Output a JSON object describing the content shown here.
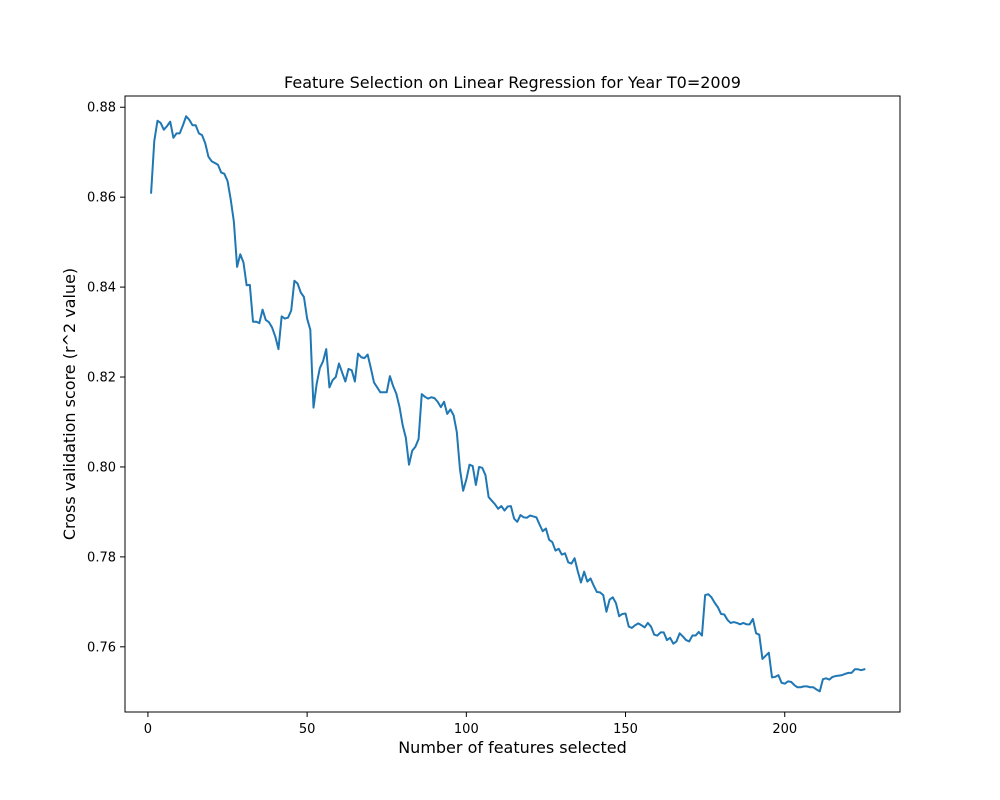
{
  "chart_data": {
    "type": "line",
    "title": "Feature Selection on Linear Regression for Year T0=2009",
    "xlabel": "Number of features selected",
    "ylabel": "Cross validation score (r^2 value)",
    "xlim": [
      -7.2,
      236.2
    ],
    "ylim": [
      0.7455,
      0.8825
    ],
    "xticks": [
      0,
      50,
      100,
      150,
      200
    ],
    "yticks": [
      0.76,
      0.78,
      0.8,
      0.82,
      0.84,
      0.86,
      0.88
    ],
    "ytick_labels": [
      "0.76",
      "0.78",
      "0.80",
      "0.82",
      "0.84",
      "0.86",
      "0.88"
    ],
    "grid": false,
    "series": [
      {
        "color": "#1f77b4",
        "points": [
          [
            1,
            0.861
          ],
          [
            2,
            0.8725
          ],
          [
            3,
            0.877
          ],
          [
            4,
            0.8765
          ],
          [
            5,
            0.875
          ],
          [
            6,
            0.8758
          ],
          [
            7,
            0.8768
          ],
          [
            8,
            0.8732
          ],
          [
            9,
            0.8742
          ],
          [
            10,
            0.8742
          ],
          [
            11,
            0.876
          ],
          [
            12,
            0.878
          ],
          [
            13,
            0.8772
          ],
          [
            14,
            0.876
          ],
          [
            15,
            0.876
          ],
          [
            16,
            0.8742
          ],
          [
            17,
            0.8738
          ],
          [
            18,
            0.872
          ],
          [
            19,
            0.869
          ],
          [
            20,
            0.868
          ],
          [
            21,
            0.8676
          ],
          [
            22,
            0.8672
          ],
          [
            23,
            0.8655
          ],
          [
            24,
            0.8652
          ],
          [
            25,
            0.8636
          ],
          [
            26,
            0.8595
          ],
          [
            27,
            0.8545
          ],
          [
            28,
            0.8445
          ],
          [
            29,
            0.8473
          ],
          [
            30,
            0.8455
          ],
          [
            31,
            0.8404
          ],
          [
            32,
            0.8405
          ],
          [
            33,
            0.8323
          ],
          [
            34,
            0.8323
          ],
          [
            35,
            0.832
          ],
          [
            36,
            0.835
          ],
          [
            37,
            0.8327
          ],
          [
            38,
            0.8322
          ],
          [
            39,
            0.831
          ],
          [
            40,
            0.829
          ],
          [
            41,
            0.8262
          ],
          [
            42,
            0.8335
          ],
          [
            43,
            0.833
          ],
          [
            44,
            0.8332
          ],
          [
            45,
            0.8348
          ],
          [
            46,
            0.8414
          ],
          [
            47,
            0.8408
          ],
          [
            48,
            0.8388
          ],
          [
            49,
            0.8378
          ],
          [
            50,
            0.833
          ],
          [
            51,
            0.8305
          ],
          [
            52,
            0.8132
          ],
          [
            53,
            0.8185
          ],
          [
            54,
            0.822
          ],
          [
            55,
            0.8235
          ],
          [
            56,
            0.8262
          ],
          [
            57,
            0.8177
          ],
          [
            58,
            0.8193
          ],
          [
            59,
            0.82
          ],
          [
            60,
            0.823
          ],
          [
            61,
            0.821
          ],
          [
            62,
            0.819
          ],
          [
            63,
            0.8218
          ],
          [
            64,
            0.8215
          ],
          [
            65,
            0.819
          ],
          [
            66,
            0.8252
          ],
          [
            67,
            0.8244
          ],
          [
            68,
            0.8242
          ],
          [
            69,
            0.825
          ],
          [
            70,
            0.822
          ],
          [
            71,
            0.8188
          ],
          [
            72,
            0.8177
          ],
          [
            73,
            0.8166
          ],
          [
            74,
            0.8166
          ],
          [
            75,
            0.8166
          ],
          [
            76,
            0.8202
          ],
          [
            77,
            0.818
          ],
          [
            78,
            0.8163
          ],
          [
            79,
            0.8134
          ],
          [
            80,
            0.8093
          ],
          [
            81,
            0.8065
          ],
          [
            82,
            0.8005
          ],
          [
            83,
            0.8036
          ],
          [
            84,
            0.8045
          ],
          [
            85,
            0.8062
          ],
          [
            86,
            0.8162
          ],
          [
            87,
            0.8156
          ],
          [
            88,
            0.8152
          ],
          [
            89,
            0.8155
          ],
          [
            90,
            0.8153
          ],
          [
            91,
            0.8145
          ],
          [
            92,
            0.8133
          ],
          [
            93,
            0.8145
          ],
          [
            94,
            0.8118
          ],
          [
            95,
            0.8128
          ],
          [
            96,
            0.8115
          ],
          [
            97,
            0.8078
          ],
          [
            98,
            0.7995
          ],
          [
            99,
            0.7947
          ],
          [
            100,
            0.7972
          ],
          [
            101,
            0.8005
          ],
          [
            102,
            0.8002
          ],
          [
            103,
            0.796
          ],
          [
            104,
            0.8
          ],
          [
            105,
            0.7998
          ],
          [
            106,
            0.7982
          ],
          [
            107,
            0.7933
          ],
          [
            108,
            0.7925
          ],
          [
            109,
            0.7917
          ],
          [
            110,
            0.7907
          ],
          [
            111,
            0.7913
          ],
          [
            112,
            0.7903
          ],
          [
            113,
            0.7912
          ],
          [
            114,
            0.7913
          ],
          [
            115,
            0.7885
          ],
          [
            116,
            0.7878
          ],
          [
            117,
            0.7893
          ],
          [
            118,
            0.7888
          ],
          [
            119,
            0.7887
          ],
          [
            120,
            0.7892
          ],
          [
            121,
            0.789
          ],
          [
            122,
            0.7888
          ],
          [
            123,
            0.7872
          ],
          [
            124,
            0.7857
          ],
          [
            125,
            0.7863
          ],
          [
            126,
            0.7838
          ],
          [
            127,
            0.7833
          ],
          [
            128,
            0.7814
          ],
          [
            129,
            0.7818
          ],
          [
            130,
            0.7805
          ],
          [
            131,
            0.7808
          ],
          [
            132,
            0.7788
          ],
          [
            133,
            0.7785
          ],
          [
            134,
            0.7797
          ],
          [
            135,
            0.7768
          ],
          [
            136,
            0.7743
          ],
          [
            137,
            0.7767
          ],
          [
            138,
            0.7745
          ],
          [
            139,
            0.7752
          ],
          [
            140,
            0.7736
          ],
          [
            141,
            0.7722
          ],
          [
            142,
            0.7721
          ],
          [
            143,
            0.7715
          ],
          [
            144,
            0.7678
          ],
          [
            145,
            0.7705
          ],
          [
            146,
            0.771
          ],
          [
            147,
            0.7697
          ],
          [
            148,
            0.7668
          ],
          [
            149,
            0.7673
          ],
          [
            150,
            0.7674
          ],
          [
            151,
            0.7645
          ],
          [
            152,
            0.7642
          ],
          [
            153,
            0.7648
          ],
          [
            154,
            0.7652
          ],
          [
            155,
            0.7648
          ],
          [
            156,
            0.7643
          ],
          [
            157,
            0.7653
          ],
          [
            158,
            0.7645
          ],
          [
            159,
            0.7627
          ],
          [
            160,
            0.7625
          ],
          [
            161,
            0.7632
          ],
          [
            162,
            0.7632
          ],
          [
            163,
            0.7615
          ],
          [
            164,
            0.762
          ],
          [
            165,
            0.7607
          ],
          [
            166,
            0.7612
          ],
          [
            167,
            0.763
          ],
          [
            168,
            0.7623
          ],
          [
            169,
            0.7615
          ],
          [
            170,
            0.7612
          ],
          [
            171,
            0.7625
          ],
          [
            172,
            0.7625
          ],
          [
            173,
            0.7633
          ],
          [
            174,
            0.7625
          ],
          [
            175,
            0.7715
          ],
          [
            176,
            0.7717
          ],
          [
            177,
            0.771
          ],
          [
            178,
            0.7698
          ],
          [
            179,
            0.7688
          ],
          [
            180,
            0.7673
          ],
          [
            181,
            0.7672
          ],
          [
            182,
            0.766
          ],
          [
            183,
            0.7653
          ],
          [
            184,
            0.7655
          ],
          [
            185,
            0.7653
          ],
          [
            186,
            0.765
          ],
          [
            187,
            0.7653
          ],
          [
            188,
            0.765
          ],
          [
            189,
            0.765
          ],
          [
            190,
            0.7662
          ],
          [
            191,
            0.763
          ],
          [
            192,
            0.7627
          ],
          [
            193,
            0.7573
          ],
          [
            194,
            0.758
          ],
          [
            195,
            0.7587
          ],
          [
            196,
            0.7532
          ],
          [
            197,
            0.7533
          ],
          [
            198,
            0.7537
          ],
          [
            199,
            0.752
          ],
          [
            200,
            0.7518
          ],
          [
            201,
            0.7523
          ],
          [
            202,
            0.7522
          ],
          [
            203,
            0.7515
          ],
          [
            204,
            0.751
          ],
          [
            205,
            0.751
          ],
          [
            206,
            0.7512
          ],
          [
            207,
            0.7512
          ],
          [
            208,
            0.751
          ],
          [
            209,
            0.751
          ],
          [
            210,
            0.7505
          ],
          [
            211,
            0.7501
          ],
          [
            212,
            0.7528
          ],
          [
            213,
            0.753
          ],
          [
            214,
            0.7527
          ],
          [
            215,
            0.7533
          ],
          [
            216,
            0.7535
          ],
          [
            217,
            0.7536
          ],
          [
            218,
            0.7537
          ],
          [
            219,
            0.754
          ],
          [
            220,
            0.7542
          ],
          [
            221,
            0.7542
          ],
          [
            222,
            0.755
          ],
          [
            223,
            0.755
          ],
          [
            224,
            0.7548
          ],
          [
            225,
            0.755
          ]
        ]
      }
    ]
  }
}
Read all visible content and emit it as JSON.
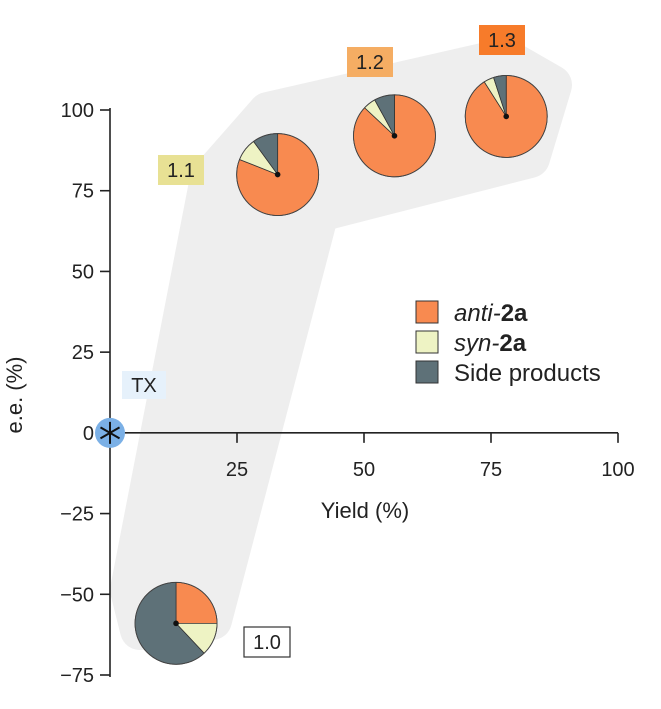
{
  "chart_data": {
    "type": "scatter",
    "xlabel": "Yield (%)",
    "ylabel": "e.e. (%)",
    "xlim": [
      0,
      100
    ],
    "ylim": [
      -75,
      100
    ],
    "x_ticks": [
      25,
      50,
      75,
      100
    ],
    "y_ticks": [
      100,
      75,
      50,
      25,
      0,
      -25,
      -50,
      -75
    ],
    "colors": {
      "anti": "#f88a50",
      "syn": "#eef3c4",
      "side": "#5e7178",
      "band": "#eeeeee",
      "tx_marker": "#7bb0e6"
    },
    "legend": {
      "position": "right",
      "items": [
        {
          "key": "anti",
          "prefix": "anti-",
          "bold": "2a",
          "italic_prefix": true
        },
        {
          "key": "syn",
          "prefix": "syn-",
          "bold": "2a",
          "italic_prefix": true
        },
        {
          "key": "side",
          "prefix": "Side products",
          "bold": "",
          "italic_prefix": false
        }
      ]
    },
    "points": [
      {
        "label": "TX",
        "x": 0,
        "y": 0,
        "marker": "star",
        "label_fill": "#e6f1fb"
      },
      {
        "label": "1.0",
        "x": 13,
        "y": -59,
        "fractions": {
          "anti": 0.25,
          "syn": 0.13,
          "side": 0.62
        },
        "label_fill": "#ffffff"
      },
      {
        "label": "1.1",
        "x": 33,
        "y": 80,
        "fractions": {
          "anti": 0.81,
          "syn": 0.09,
          "side": 0.1
        },
        "label_fill": "#e8e194"
      },
      {
        "label": "1.2",
        "x": 56,
        "y": 92,
        "fractions": {
          "anti": 0.87,
          "syn": 0.05,
          "side": 0.08
        },
        "label_fill": "#f5ad63"
      },
      {
        "label": "1.3",
        "x": 78,
        "y": 98,
        "fractions": {
          "anti": 0.91,
          "syn": 0.04,
          "side": 0.05
        },
        "label_fill": "#f77b2a"
      }
    ]
  }
}
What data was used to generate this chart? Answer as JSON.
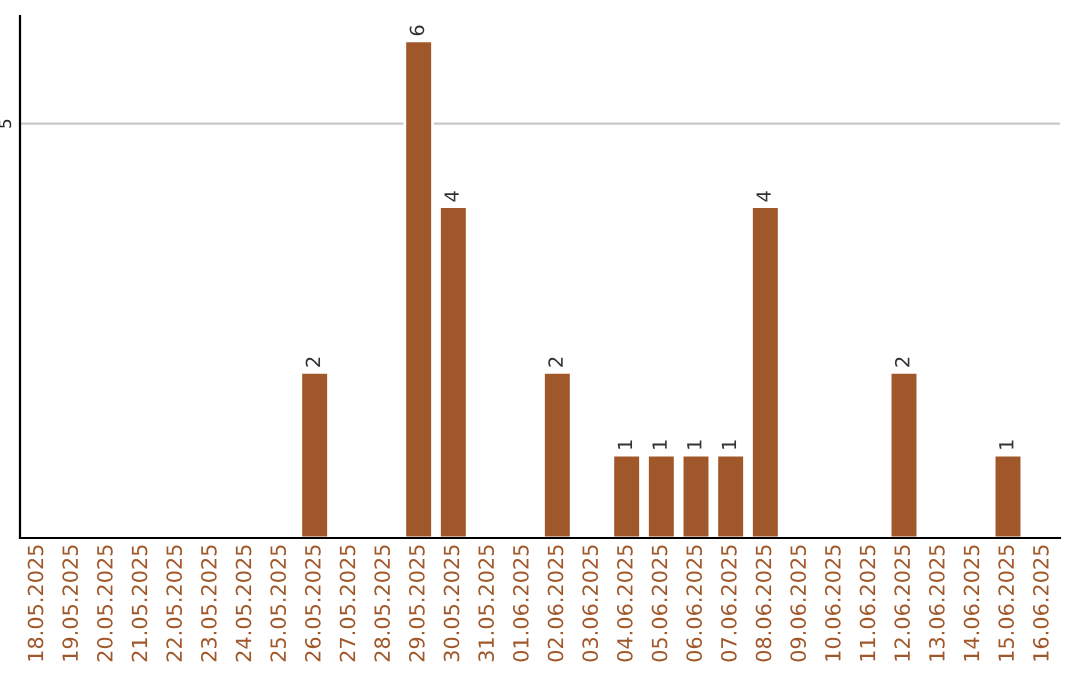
{
  "chart_data": {
    "type": "bar",
    "categories": [
      "18.05.2025",
      "19.05.2025",
      "20.05.2025",
      "21.05.2025",
      "22.05.2025",
      "23.05.2025",
      "24.05.2025",
      "25.05.2025",
      "26.05.2025",
      "27.05.2025",
      "28.05.2025",
      "29.05.2025",
      "30.05.2025",
      "31.05.2025",
      "01.06.2025",
      "02.06.2025",
      "03.06.2025",
      "04.06.2025",
      "05.06.2025",
      "06.06.2025",
      "07.06.2025",
      "08.06.2025",
      "09.06.2025",
      "10.06.2025",
      "11.06.2025",
      "12.06.2025",
      "13.06.2025",
      "14.06.2025",
      "15.06.2025",
      "16.06.2025"
    ],
    "values": [
      null,
      null,
      null,
      null,
      null,
      null,
      null,
      null,
      2,
      null,
      null,
      6,
      4,
      null,
      null,
      2,
      null,
      1,
      1,
      1,
      1,
      4,
      null,
      null,
      null,
      2,
      null,
      null,
      1,
      null
    ],
    "color": "#a0582b",
    "ylim": [
      0,
      6.3
    ],
    "yticks": [
      5
    ],
    "grid": "y",
    "data_labels": true
  }
}
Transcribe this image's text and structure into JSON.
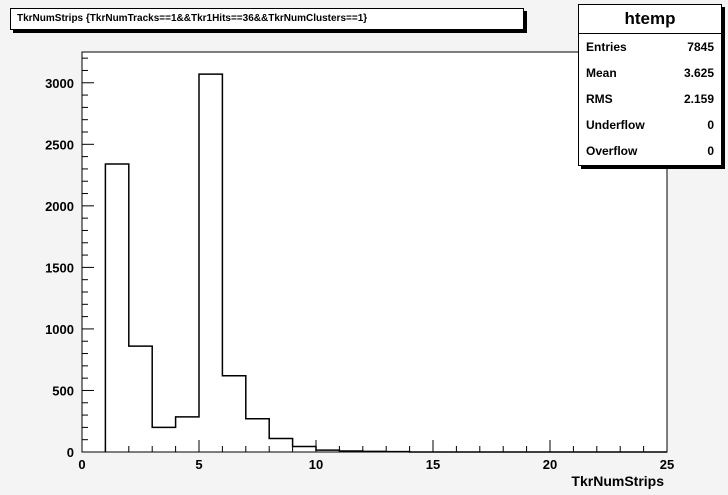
{
  "title": "TkrNumStrips {TkrNumTracks==1&&Tkr1Hits==36&&TkrNumClusters==1}",
  "stats": {
    "name": "htemp",
    "rows": [
      {
        "label": "Entries",
        "value": "7845"
      },
      {
        "label": "Mean",
        "value": "3.625"
      },
      {
        "label": "RMS",
        "value": "2.159"
      },
      {
        "label": "Underflow",
        "value": "0"
      },
      {
        "label": "Overflow",
        "value": "0"
      }
    ]
  },
  "chart_data": {
    "type": "bar",
    "title": "TkrNumStrips {TkrNumTracks==1&&Tkr1Hits==36&&TkrNumClusters==1}",
    "xlabel": "TkrNumStrips",
    "ylabel": "",
    "xlim": [
      0,
      25
    ],
    "ylim": [
      0,
      3250
    ],
    "bin_width": 1,
    "x": [
      1,
      2,
      3,
      4,
      5,
      6,
      7,
      8,
      9,
      10,
      11,
      12,
      13,
      14,
      15,
      16,
      17,
      18,
      19,
      20,
      21,
      22,
      23,
      24
    ],
    "values": [
      2340,
      860,
      200,
      285,
      3070,
      620,
      270,
      110,
      45,
      15,
      8,
      5,
      3,
      0,
      0,
      0,
      0,
      0,
      0,
      0,
      0,
      0,
      0,
      0
    ],
    "x_ticks": [
      "0",
      "5",
      "10",
      "15",
      "20",
      "25"
    ],
    "y_ticks": [
      "0",
      "500",
      "1000",
      "1500",
      "2000",
      "2500",
      "3000"
    ],
    "grid": false,
    "line_color": "#000000"
  }
}
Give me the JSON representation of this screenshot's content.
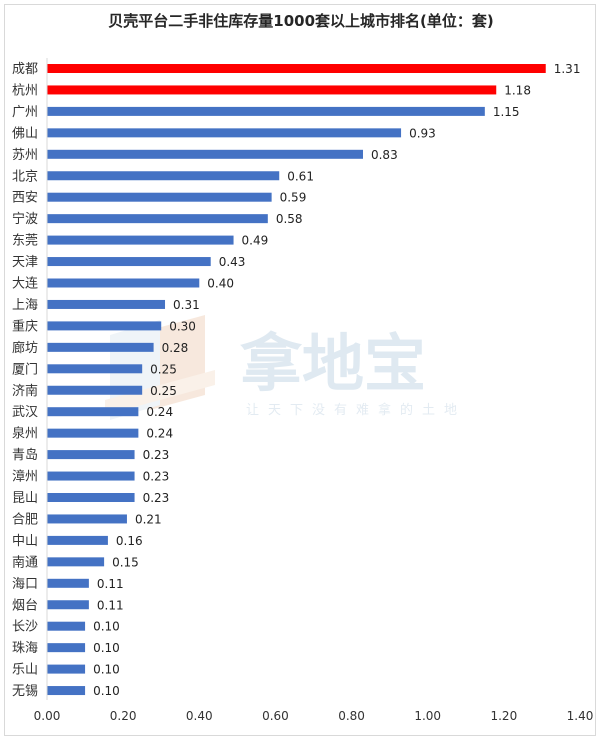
{
  "chart_data": {
    "type": "bar",
    "orientation": "horizontal",
    "title": "贝壳平台二手非住库存量1000套以上城市排名(单位：套)",
    "categories": [
      "成都",
      "杭州",
      "广州",
      "佛山",
      "苏州",
      "北京",
      "西安",
      "宁波",
      "东莞",
      "天津",
      "大连",
      "上海",
      "重庆",
      "廊坊",
      "厦门",
      "济南",
      "武汉",
      "泉州",
      "青岛",
      "漳州",
      "昆山",
      "合肥",
      "中山",
      "南通",
      "海口",
      "烟台",
      "长沙",
      "珠海",
      "乐山",
      "无锡"
    ],
    "values": [
      1.31,
      1.18,
      1.15,
      0.93,
      0.83,
      0.61,
      0.59,
      0.58,
      0.49,
      0.43,
      0.4,
      0.31,
      0.3,
      0.28,
      0.25,
      0.25,
      0.24,
      0.24,
      0.23,
      0.23,
      0.23,
      0.21,
      0.16,
      0.15,
      0.11,
      0.11,
      0.1,
      0.1,
      0.1,
      0.1
    ],
    "value_labels": [
      "1.31",
      "1.18",
      "1.15",
      "0.93",
      "0.83",
      "0.61",
      "0.59",
      "0.58",
      "0.49",
      "0.43",
      "0.40",
      "0.31",
      "0.30",
      "0.28",
      "0.25",
      "0.25",
      "0.24",
      "0.24",
      "0.23",
      "0.23",
      "0.23",
      "0.21",
      "0.16",
      "0.15",
      "0.11",
      "0.11",
      "0.10",
      "0.10",
      "0.10",
      "0.10"
    ],
    "bar_colors": [
      "#ff0000",
      "#ff0000",
      "#4472c4",
      "#4472c4",
      "#4472c4",
      "#4472c4",
      "#4472c4",
      "#4472c4",
      "#4472c4",
      "#4472c4",
      "#4472c4",
      "#4472c4",
      "#4472c4",
      "#4472c4",
      "#4472c4",
      "#4472c4",
      "#4472c4",
      "#4472c4",
      "#4472c4",
      "#4472c4",
      "#4472c4",
      "#4472c4",
      "#4472c4",
      "#4472c4",
      "#4472c4",
      "#4472c4",
      "#4472c4",
      "#4472c4",
      "#4472c4",
      "#4472c4"
    ],
    "xlim": [
      0,
      1.4
    ],
    "x_ticks": [
      "0.00",
      "0.20",
      "0.40",
      "0.60",
      "0.80",
      "1.00",
      "1.20",
      "1.40"
    ],
    "grid": false,
    "legend": "none"
  },
  "watermark": {
    "text": "拿地宝",
    "slogan": "让天下没有难拿的土地"
  },
  "colors": {
    "highlight": "#ff0000",
    "bar": "#4472c4",
    "axis": "#d9d9d9"
  }
}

****

## TASK
Where a line in the entries holds the word "this", copy that line.

## CORRECT RESULT
What data was used to generate this chart? Answer as JSON.
Transcribe this image's text and structure into JSON.
Give me the JSON representation of this screenshot's content.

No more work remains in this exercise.